• Stated exercise:
Copy, in full, each line of the material that holds the word "Free".

• Data supplied:
>>>
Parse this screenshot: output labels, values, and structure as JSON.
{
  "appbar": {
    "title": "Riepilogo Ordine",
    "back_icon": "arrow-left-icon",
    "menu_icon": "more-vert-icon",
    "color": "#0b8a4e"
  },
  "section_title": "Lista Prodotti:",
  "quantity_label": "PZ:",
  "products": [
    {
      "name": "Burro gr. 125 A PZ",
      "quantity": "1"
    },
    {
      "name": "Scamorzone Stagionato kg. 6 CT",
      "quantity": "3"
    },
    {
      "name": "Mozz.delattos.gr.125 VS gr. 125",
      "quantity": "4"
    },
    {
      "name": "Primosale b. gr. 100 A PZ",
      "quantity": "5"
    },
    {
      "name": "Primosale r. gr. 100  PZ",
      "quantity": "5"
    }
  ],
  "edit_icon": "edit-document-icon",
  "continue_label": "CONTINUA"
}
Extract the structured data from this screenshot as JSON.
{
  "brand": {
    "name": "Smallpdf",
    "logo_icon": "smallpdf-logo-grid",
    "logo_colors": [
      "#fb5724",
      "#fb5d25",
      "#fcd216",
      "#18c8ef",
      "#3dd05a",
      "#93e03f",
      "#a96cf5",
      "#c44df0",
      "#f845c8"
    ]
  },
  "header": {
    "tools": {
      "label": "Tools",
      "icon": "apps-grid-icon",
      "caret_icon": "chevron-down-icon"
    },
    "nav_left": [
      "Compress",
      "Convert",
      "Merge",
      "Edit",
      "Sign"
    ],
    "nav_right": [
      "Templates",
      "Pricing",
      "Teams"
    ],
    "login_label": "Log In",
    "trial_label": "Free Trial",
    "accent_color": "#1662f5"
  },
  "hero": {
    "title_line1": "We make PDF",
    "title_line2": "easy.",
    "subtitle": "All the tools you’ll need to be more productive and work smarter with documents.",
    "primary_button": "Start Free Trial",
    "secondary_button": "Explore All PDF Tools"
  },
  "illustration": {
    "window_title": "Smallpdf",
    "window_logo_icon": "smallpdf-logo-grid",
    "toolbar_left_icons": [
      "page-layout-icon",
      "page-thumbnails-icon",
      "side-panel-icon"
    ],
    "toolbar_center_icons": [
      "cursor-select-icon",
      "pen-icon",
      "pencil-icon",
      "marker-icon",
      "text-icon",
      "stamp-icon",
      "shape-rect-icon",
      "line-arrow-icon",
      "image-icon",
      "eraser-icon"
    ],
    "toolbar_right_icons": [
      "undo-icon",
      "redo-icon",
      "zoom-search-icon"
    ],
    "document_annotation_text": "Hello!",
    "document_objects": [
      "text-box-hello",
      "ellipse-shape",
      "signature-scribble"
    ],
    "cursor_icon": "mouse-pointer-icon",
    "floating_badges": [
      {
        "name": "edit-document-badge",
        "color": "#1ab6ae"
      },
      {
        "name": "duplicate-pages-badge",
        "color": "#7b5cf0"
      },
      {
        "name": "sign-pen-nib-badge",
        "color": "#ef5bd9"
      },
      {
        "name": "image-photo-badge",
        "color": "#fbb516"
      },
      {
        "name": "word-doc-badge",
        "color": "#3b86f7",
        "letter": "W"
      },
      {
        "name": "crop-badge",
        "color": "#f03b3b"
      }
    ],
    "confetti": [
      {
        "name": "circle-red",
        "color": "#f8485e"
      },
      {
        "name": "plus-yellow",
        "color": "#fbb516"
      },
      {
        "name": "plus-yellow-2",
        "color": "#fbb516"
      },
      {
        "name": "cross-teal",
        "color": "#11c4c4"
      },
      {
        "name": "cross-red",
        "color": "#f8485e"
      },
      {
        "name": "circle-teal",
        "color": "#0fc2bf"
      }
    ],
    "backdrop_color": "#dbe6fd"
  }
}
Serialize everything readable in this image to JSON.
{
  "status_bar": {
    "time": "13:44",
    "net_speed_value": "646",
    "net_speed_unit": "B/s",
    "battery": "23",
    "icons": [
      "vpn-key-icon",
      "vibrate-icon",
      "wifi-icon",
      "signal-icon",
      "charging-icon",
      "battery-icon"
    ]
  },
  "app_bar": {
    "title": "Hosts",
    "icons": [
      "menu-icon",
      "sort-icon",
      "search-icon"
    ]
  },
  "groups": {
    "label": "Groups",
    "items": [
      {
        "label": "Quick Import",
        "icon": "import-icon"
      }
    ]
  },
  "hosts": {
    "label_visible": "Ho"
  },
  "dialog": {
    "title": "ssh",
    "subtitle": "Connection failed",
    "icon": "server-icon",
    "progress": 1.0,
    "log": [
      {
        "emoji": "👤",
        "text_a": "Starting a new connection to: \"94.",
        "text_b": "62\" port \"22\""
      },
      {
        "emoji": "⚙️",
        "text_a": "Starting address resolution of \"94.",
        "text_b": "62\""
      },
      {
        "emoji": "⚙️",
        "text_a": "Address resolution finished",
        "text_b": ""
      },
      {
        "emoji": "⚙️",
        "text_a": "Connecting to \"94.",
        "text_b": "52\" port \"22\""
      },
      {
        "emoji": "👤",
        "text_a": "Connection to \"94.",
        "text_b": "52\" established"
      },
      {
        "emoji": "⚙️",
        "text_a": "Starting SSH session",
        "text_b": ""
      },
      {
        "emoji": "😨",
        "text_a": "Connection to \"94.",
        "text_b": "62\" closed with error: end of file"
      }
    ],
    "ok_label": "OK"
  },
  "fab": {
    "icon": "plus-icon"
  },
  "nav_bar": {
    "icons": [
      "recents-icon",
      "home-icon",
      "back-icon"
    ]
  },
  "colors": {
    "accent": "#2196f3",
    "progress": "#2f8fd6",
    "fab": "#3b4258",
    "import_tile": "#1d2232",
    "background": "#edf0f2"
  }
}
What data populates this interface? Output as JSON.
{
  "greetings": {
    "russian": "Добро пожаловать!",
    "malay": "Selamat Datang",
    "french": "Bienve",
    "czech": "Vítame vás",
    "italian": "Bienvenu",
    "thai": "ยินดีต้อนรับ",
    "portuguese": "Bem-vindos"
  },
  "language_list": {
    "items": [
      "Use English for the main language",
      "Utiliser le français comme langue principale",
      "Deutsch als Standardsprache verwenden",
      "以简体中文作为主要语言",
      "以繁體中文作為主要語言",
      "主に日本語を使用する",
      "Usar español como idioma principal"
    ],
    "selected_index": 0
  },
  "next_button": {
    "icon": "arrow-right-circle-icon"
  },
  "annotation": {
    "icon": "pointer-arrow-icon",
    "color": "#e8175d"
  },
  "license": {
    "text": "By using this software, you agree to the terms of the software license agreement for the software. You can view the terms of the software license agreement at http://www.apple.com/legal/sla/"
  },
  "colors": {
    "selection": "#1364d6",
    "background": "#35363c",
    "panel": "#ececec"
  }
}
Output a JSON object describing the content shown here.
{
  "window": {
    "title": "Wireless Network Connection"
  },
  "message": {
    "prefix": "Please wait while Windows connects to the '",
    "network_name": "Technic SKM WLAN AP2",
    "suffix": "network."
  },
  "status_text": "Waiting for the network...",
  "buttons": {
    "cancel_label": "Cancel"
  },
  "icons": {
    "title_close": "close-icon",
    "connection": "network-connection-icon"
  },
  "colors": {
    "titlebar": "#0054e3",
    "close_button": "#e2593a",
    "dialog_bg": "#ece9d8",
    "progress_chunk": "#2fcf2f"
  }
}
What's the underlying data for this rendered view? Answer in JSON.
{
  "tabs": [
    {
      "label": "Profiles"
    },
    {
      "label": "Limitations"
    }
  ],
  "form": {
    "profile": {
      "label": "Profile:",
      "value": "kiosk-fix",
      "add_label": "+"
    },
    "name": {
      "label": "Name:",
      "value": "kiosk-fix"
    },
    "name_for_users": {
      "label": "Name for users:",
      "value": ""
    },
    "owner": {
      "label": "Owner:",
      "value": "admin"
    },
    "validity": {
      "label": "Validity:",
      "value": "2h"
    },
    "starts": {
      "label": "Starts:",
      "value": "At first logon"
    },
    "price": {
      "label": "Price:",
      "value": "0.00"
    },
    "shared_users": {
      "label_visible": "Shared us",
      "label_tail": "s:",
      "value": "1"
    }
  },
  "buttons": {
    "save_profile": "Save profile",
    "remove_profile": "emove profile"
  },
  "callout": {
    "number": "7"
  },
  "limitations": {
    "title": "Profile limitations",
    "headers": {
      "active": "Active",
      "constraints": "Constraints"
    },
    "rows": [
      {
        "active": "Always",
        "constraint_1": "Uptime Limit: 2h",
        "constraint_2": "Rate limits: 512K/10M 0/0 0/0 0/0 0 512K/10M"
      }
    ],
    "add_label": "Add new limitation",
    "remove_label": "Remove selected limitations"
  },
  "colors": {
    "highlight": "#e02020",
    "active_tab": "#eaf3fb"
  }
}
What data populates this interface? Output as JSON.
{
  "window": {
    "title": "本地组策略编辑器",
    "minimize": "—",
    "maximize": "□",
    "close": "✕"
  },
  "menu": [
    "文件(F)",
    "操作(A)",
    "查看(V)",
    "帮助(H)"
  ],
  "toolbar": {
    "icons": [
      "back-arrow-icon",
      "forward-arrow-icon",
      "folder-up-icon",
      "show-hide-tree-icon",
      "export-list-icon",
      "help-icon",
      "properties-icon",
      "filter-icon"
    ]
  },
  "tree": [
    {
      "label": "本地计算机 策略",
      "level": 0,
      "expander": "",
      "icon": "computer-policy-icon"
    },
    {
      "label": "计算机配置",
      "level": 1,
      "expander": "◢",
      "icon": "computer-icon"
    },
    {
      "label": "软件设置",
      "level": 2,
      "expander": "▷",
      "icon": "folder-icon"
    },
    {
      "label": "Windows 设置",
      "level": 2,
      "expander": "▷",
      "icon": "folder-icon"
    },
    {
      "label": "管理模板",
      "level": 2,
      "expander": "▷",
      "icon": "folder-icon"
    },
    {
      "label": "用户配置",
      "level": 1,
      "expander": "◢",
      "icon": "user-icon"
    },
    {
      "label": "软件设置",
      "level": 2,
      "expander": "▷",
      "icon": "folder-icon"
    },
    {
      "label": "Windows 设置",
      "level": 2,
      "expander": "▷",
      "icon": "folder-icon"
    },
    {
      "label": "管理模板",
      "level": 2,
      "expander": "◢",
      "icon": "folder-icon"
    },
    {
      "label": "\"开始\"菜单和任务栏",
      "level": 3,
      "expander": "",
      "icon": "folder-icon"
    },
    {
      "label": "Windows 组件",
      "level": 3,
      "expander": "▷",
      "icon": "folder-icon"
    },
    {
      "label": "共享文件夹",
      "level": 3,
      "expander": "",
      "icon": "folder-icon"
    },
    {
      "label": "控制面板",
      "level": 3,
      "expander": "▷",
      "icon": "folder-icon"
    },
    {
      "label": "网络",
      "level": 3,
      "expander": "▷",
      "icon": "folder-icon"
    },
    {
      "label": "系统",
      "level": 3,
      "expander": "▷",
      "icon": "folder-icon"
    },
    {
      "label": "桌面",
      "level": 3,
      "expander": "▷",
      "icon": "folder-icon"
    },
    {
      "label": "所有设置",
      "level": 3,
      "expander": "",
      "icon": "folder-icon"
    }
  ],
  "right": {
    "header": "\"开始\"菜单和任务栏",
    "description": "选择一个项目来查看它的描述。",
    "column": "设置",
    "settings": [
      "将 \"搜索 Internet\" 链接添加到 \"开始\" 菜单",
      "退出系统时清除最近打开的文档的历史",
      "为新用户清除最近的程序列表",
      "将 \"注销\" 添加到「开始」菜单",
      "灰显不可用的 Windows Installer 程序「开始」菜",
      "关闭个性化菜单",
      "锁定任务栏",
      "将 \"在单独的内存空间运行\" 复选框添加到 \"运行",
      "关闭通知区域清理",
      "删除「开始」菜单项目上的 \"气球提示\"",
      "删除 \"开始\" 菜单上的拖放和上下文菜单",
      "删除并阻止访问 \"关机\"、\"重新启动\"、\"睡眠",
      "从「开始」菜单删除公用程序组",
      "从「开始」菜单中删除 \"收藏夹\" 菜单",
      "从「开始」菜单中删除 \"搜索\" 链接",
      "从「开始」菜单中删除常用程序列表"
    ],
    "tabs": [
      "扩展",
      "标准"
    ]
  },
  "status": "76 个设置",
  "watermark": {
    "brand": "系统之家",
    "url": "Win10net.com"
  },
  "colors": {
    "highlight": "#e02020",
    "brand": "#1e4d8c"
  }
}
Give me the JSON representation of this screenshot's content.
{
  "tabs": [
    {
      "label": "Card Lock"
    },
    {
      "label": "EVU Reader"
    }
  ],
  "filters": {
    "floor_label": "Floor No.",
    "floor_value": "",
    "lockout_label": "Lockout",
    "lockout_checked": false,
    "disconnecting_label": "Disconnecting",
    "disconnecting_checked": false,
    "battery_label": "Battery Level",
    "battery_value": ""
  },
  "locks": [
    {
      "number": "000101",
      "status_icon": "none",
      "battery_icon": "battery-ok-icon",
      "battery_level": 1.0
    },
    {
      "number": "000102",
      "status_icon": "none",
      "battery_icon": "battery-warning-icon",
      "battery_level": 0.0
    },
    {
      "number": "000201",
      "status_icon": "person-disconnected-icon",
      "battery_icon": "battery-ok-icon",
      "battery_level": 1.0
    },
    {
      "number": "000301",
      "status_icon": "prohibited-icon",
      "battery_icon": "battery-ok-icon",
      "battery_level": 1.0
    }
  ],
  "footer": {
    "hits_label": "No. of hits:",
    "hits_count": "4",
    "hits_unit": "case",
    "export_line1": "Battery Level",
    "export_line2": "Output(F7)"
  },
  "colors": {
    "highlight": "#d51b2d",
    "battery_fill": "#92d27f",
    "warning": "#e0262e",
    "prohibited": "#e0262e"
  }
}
<<<
• Result of the exercise:
    "trial_label": "Free Trial",
    "primary_button": "Start Free Trial",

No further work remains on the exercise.